### Work to be completed
Extract the listing in its entirety, keeping each line identical to the original.
##########
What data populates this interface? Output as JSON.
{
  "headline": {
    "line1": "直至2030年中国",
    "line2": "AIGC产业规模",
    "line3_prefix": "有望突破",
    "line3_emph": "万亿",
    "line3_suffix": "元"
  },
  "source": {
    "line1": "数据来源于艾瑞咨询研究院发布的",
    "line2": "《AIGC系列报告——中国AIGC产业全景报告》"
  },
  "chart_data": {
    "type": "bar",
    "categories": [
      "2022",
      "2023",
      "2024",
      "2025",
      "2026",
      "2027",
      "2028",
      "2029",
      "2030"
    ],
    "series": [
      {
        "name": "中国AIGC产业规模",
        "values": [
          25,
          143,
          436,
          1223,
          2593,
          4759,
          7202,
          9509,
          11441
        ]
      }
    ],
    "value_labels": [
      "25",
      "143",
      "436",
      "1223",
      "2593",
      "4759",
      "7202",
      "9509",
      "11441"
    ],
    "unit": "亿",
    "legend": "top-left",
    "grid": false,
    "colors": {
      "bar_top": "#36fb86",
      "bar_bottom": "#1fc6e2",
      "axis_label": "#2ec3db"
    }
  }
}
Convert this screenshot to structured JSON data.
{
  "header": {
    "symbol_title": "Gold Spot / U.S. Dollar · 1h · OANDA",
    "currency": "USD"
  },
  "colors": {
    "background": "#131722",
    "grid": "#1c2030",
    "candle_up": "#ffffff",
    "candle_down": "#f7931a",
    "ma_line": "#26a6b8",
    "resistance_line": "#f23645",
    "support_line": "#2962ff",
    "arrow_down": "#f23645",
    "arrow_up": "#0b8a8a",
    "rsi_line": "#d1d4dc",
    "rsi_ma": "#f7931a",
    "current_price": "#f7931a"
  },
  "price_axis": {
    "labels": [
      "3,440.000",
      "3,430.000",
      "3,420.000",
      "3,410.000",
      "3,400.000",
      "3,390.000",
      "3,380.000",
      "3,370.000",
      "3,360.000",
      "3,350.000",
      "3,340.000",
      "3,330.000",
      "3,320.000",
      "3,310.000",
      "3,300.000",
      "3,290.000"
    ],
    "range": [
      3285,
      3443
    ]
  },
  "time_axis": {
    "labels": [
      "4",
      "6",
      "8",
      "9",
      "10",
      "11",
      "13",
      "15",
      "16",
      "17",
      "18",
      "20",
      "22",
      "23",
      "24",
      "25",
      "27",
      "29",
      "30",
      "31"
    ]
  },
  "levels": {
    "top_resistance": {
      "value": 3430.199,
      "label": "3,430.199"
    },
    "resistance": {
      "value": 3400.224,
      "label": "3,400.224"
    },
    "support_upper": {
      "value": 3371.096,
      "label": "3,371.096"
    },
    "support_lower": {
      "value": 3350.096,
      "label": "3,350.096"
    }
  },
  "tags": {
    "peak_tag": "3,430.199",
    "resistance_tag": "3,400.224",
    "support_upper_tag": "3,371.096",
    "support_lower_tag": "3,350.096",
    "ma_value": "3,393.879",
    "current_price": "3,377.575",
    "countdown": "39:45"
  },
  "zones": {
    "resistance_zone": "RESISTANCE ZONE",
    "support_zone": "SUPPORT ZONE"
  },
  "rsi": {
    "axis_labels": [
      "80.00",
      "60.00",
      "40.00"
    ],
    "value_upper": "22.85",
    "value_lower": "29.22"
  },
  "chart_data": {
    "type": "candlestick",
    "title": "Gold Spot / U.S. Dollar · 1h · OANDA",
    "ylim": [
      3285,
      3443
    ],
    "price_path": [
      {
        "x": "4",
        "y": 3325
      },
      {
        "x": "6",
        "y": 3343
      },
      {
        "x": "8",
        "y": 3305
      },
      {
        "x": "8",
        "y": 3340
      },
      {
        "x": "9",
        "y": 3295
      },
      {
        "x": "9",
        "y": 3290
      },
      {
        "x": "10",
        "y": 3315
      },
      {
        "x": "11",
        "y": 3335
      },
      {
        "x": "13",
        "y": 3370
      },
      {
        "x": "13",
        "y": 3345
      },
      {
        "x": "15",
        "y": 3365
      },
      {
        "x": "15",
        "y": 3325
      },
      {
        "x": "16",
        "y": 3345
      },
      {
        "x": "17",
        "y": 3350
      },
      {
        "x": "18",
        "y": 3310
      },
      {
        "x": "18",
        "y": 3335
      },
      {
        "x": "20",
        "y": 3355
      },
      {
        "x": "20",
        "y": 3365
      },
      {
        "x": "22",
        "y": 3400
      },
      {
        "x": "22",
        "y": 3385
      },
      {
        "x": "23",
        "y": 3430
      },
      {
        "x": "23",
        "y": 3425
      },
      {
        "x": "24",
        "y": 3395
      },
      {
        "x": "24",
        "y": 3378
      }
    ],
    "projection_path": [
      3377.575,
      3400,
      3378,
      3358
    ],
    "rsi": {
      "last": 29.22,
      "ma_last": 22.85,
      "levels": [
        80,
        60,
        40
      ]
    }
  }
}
##########
### Completed exercise
What data populates this interface? Output as JSON.
{
  "headline": {
    "line1": "直至2030年中国",
    "line2": "AIGC产业规模",
    "line3_prefix": "有望突破",
    "line3_emph": "万亿",
    "line3_suffix": "元"
  },
  "source": {
    "line1": "数据来源于艾瑞咨询研究院发布的",
    "line2": "《AIGC系列报告——中国AIGC产业全景报告》"
  },
  "chart_data": {
    "type": "bar",
    "categories": [
      "2022",
      "2023",
      "2024",
      "2025",
      "2026",
      "2027",
      "2028",
      "2029",
      "2030"
    ],
    "series": [
      {
        "name": "中国AIGC产业规模",
        "values": [
          25,
          143,
          436,
          1223,
          2593,
          4759,
          7202,
          9509,
          11441
        ]
      }
    ],
    "value_labels": [
      "25",
      "143",
      "436",
      "1223",
      "2593",
      "4759",
      "7202",
      "9509",
      "11441"
    ],
    "unit": "亿",
    "legend": "top-left",
    "grid": false,
    "colors": {
      "bar_top": "#36fb86",
      "bar_bottom": "#1fc6e2",
      "axis_label": "#2ec3db"
    }
  }
}
Convert this screenshot to structured JSON data.
{
  "header": {
    "symbol_title": "Gold Spot / U.S. Dollar · 1h · OANDA",
    "currency": "USD"
  },
  "colors": {
    "background": "#131722",
    "grid": "#1c2030",
    "candle_up": "#ffffff",
    "candle_down": "#f7931a",
    "ma_line": "#26a6b8",
    "resistance_line": "#f23645",
    "support_line": "#2962ff",
    "arrow_down": "#f23645",
    "arrow_up": "#0b8a8a",
    "rsi_line": "#d1d4dc",
    "rsi_ma": "#f7931a",
    "current_price": "#f7931a"
  },
  "price_axis": {
    "labels": [
      "3,440.000",
      "3,430.000",
      "3,420.000",
      "3,410.000",
      "3,400.000",
      "3,390.000",
      "3,380.000",
      "3,370.000",
      "3,360.000",
      "3,350.000",
      "3,340.000",
      "3,330.000",
      "3,320.000",
      "3,310.000",
      "3,300.000",
      "3,290.000"
    ],
    "range": [
      3285,
      3443
    ]
  },
  "time_axis": {
    "labels": [
      "4",
      "6",
      "8",
      "9",
      "10",
      "11",
      "13",
      "15",
      "16",
      "17",
      "18",
      "20",
      "22",
      "23",
      "24",
      "25",
      "27",
      "29",
      "30",
      "31"
    ]
  },
  "levels": {
    "top_resistance": {
      "value": 3430.199,
      "label": "3,430.199"
    },
    "resistance": {
      "value": 3400.224,
      "label": "3,400.224"
    },
    "support_upper": {
      "value": 3371.096,
      "label": "3,371.096"
    },
    "support_lower": {
      "value": 3350.096,
      "label": "3,350.096"
    }
  },
  "tags": {
    "peak_tag": "3,430.199",
    "resistance_tag": "3,400.224",
    "support_upper_tag": "3,371.096",
    "support_lower_tag": "3,350.096",
    "ma_value": "3,393.879",
    "current_price": "3,377.575",
    "countdown": "39:45"
  },
  "zones": {
    "resistance_zone": "RESISTANCE ZONE",
    "support_zone": "SUPPORT ZONE"
  },
  "rsi": {
    "axis_labels": [
      "80.00",
      "60.00",
      "40.00"
    ],
    "value_upper": "22.85",
    "value_lower": "29.22"
  },
  "chart_data": {
    "type": "candlestick",
    "title": "Gold Spot / U.S. Dollar · 1h · OANDA",
    "ylim": [
      3285,
      3443
    ],
    "price_path": [
      {
        "x": "4",
        "y": 3325
      },
      {
        "x": "6",
        "y": 3343
      },
      {
        "x": "8",
        "y": 3305
      },
      {
        "x": "8",
        "y": 3340
      },
      {
        "x": "9",
        "y": 3295
      },
      {
        "x": "9",
        "y": 3290
      },
      {
        "x": "10",
        "y": 3315
      },
      {
        "x": "11",
        "y": 3335
      },
      {
        "x": "13",
        "y": 3370
      },
      {
        "x": "13",
        "y": 3345
      },
      {
        "x": "15",
        "y": 3365
      },
      {
        "x": "15",
        "y": 3325
      },
      {
        "x": "16",
        "y": 3345
      },
      {
        "x": "17",
        "y": 3350
      },
      {
        "x": "18",
        "y": 3310
      },
      {
        "x": "18",
        "y": 3335
      },
      {
        "x": "20",
        "y": 3355
      },
      {
        "x": "20",
        "y": 3365
      },
      {
        "x": "22",
        "y": 3400
      },
      {
        "x": "22",
        "y": 3385
      },
      {
        "x": "23",
        "y": 3430
      },
      {
        "x": "23",
        "y": 3425
      },
      {
        "x": "24",
        "y": 3395
      },
      {
        "x": "24",
        "y": 3378
      }
    ],
    "projection_path": [
      3377.575,
      3400,
      3378,
      3358
    ],
    "rsi": {
      "last": 29.22,
      "ma_last": 22.85,
      "levels": [
        80,
        60,
        40
      ]
    }
  }
}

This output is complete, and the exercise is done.